* **TASK DIRECTIONS**
Where does "Spyridakis" occur in the listing? Copy every line that holds it.

* **SOURCE RECORDS**
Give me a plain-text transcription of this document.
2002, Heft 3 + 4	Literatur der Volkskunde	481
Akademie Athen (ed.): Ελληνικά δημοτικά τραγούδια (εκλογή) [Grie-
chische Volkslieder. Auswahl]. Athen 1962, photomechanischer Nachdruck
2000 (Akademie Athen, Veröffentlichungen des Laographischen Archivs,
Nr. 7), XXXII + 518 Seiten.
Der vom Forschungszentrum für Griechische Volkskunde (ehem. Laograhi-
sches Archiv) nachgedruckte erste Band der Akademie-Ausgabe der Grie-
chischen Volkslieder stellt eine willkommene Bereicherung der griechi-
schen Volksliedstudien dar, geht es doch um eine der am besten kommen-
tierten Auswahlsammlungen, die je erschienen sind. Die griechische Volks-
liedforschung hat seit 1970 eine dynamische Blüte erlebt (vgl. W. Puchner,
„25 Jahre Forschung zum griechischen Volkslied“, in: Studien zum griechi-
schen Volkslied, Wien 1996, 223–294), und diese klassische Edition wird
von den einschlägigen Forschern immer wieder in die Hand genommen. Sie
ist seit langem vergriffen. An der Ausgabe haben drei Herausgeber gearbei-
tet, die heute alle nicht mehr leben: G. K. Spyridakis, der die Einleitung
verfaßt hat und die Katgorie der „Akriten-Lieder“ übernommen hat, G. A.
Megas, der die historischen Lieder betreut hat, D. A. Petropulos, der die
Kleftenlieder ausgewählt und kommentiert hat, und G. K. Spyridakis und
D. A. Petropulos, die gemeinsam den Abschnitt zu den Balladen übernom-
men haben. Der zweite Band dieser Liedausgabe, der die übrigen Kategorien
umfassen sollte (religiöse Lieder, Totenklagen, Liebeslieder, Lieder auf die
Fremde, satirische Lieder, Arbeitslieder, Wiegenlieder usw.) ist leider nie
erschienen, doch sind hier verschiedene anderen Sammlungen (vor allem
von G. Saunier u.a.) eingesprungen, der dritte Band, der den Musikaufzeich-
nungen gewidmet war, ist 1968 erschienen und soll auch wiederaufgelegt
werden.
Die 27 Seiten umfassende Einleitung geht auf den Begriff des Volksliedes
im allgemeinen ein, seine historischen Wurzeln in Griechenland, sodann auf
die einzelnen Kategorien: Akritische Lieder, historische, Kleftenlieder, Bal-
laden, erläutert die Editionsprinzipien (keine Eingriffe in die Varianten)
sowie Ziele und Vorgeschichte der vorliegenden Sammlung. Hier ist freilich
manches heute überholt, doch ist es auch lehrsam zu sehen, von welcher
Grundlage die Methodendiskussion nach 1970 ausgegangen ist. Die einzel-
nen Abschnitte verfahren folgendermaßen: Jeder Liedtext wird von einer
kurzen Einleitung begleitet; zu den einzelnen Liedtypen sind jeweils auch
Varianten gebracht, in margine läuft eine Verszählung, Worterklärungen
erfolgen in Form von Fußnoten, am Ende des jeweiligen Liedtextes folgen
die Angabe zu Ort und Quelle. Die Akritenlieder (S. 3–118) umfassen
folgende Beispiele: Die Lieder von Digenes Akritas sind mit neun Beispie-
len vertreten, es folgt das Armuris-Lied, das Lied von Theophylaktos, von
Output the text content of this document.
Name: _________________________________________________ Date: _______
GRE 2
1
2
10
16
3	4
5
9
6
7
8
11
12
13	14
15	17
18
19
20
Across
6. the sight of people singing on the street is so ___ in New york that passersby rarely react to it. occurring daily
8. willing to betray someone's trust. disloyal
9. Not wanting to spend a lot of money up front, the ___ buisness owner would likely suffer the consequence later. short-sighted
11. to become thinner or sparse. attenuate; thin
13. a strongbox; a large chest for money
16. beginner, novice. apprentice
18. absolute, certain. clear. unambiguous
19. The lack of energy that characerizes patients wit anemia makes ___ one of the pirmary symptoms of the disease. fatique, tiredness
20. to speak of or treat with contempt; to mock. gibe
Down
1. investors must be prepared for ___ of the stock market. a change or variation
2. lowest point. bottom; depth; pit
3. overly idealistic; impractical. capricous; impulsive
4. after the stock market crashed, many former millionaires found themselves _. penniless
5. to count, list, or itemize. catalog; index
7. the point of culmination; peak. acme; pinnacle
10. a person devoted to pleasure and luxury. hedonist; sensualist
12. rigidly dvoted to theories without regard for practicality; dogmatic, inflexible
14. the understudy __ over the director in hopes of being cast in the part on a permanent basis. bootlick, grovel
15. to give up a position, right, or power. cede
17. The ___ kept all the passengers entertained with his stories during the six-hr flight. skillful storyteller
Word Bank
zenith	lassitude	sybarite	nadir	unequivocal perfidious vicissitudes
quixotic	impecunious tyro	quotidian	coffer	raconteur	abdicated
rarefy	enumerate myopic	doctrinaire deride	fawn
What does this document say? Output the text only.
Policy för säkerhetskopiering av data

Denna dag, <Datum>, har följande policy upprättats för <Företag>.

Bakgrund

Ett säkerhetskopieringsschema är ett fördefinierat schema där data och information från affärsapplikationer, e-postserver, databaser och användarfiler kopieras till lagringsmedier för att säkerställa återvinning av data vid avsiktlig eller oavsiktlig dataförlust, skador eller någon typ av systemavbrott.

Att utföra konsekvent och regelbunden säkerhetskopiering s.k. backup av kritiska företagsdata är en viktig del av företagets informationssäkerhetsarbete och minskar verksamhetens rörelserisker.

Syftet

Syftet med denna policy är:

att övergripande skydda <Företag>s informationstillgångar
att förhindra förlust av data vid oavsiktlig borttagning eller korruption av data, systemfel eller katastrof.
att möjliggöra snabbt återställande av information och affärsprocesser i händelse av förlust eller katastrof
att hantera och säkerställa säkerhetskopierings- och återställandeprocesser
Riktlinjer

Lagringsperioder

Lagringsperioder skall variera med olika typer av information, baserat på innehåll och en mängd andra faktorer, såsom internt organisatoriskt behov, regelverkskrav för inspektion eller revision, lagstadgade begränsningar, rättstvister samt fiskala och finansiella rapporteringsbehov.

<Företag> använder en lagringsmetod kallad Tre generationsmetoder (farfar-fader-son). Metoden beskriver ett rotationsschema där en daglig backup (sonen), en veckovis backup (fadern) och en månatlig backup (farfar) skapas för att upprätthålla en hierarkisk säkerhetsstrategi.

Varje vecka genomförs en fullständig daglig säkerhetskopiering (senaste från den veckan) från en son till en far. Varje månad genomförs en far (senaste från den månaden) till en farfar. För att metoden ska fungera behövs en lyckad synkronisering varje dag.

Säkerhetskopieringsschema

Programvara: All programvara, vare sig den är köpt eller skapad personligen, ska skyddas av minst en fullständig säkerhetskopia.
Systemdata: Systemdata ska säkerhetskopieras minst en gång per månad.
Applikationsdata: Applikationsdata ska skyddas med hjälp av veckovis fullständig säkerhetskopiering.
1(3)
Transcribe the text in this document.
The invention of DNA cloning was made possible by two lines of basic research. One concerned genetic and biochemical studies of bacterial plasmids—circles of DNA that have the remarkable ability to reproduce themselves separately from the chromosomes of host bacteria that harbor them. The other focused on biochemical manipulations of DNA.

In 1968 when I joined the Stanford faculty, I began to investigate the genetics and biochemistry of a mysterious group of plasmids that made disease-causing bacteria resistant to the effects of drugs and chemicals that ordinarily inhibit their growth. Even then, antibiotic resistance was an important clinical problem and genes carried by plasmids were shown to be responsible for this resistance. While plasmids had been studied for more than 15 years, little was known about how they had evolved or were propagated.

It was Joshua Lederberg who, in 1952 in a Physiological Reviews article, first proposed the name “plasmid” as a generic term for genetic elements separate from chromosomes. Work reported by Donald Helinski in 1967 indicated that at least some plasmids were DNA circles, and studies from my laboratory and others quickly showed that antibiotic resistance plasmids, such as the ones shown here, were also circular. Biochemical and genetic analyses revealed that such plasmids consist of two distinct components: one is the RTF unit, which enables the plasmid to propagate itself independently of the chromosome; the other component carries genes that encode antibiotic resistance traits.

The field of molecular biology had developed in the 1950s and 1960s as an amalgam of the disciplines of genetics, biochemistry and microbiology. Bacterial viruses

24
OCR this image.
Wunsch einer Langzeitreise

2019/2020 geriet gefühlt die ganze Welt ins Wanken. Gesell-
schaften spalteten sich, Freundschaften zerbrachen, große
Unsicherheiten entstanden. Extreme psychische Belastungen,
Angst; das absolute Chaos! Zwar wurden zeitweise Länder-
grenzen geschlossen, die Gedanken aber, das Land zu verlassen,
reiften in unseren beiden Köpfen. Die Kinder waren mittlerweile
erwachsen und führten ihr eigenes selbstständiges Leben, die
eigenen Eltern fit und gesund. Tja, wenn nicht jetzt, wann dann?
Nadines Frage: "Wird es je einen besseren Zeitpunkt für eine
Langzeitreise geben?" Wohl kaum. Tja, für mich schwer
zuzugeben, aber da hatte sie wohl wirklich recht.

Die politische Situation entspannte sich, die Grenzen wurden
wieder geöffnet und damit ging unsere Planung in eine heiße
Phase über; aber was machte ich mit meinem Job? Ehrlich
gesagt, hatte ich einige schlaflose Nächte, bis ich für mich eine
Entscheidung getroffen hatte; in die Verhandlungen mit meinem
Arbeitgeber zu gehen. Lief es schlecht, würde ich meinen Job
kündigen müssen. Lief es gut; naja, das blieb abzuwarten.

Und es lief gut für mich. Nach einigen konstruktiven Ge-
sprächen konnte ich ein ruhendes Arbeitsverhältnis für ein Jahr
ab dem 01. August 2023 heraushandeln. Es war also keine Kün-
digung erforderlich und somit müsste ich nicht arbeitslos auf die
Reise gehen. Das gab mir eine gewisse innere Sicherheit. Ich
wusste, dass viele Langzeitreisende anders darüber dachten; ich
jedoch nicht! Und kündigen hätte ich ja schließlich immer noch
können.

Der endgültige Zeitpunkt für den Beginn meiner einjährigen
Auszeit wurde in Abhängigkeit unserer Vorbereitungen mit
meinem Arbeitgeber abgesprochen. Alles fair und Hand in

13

* **SOLUTION BELOW**
tet, die heute alle nicht mehr leben: G. K. Spyridakis, der die Einleitung
Kleftenlieder ausgewählt und kommentiert hat, und G. K. Spyridakis und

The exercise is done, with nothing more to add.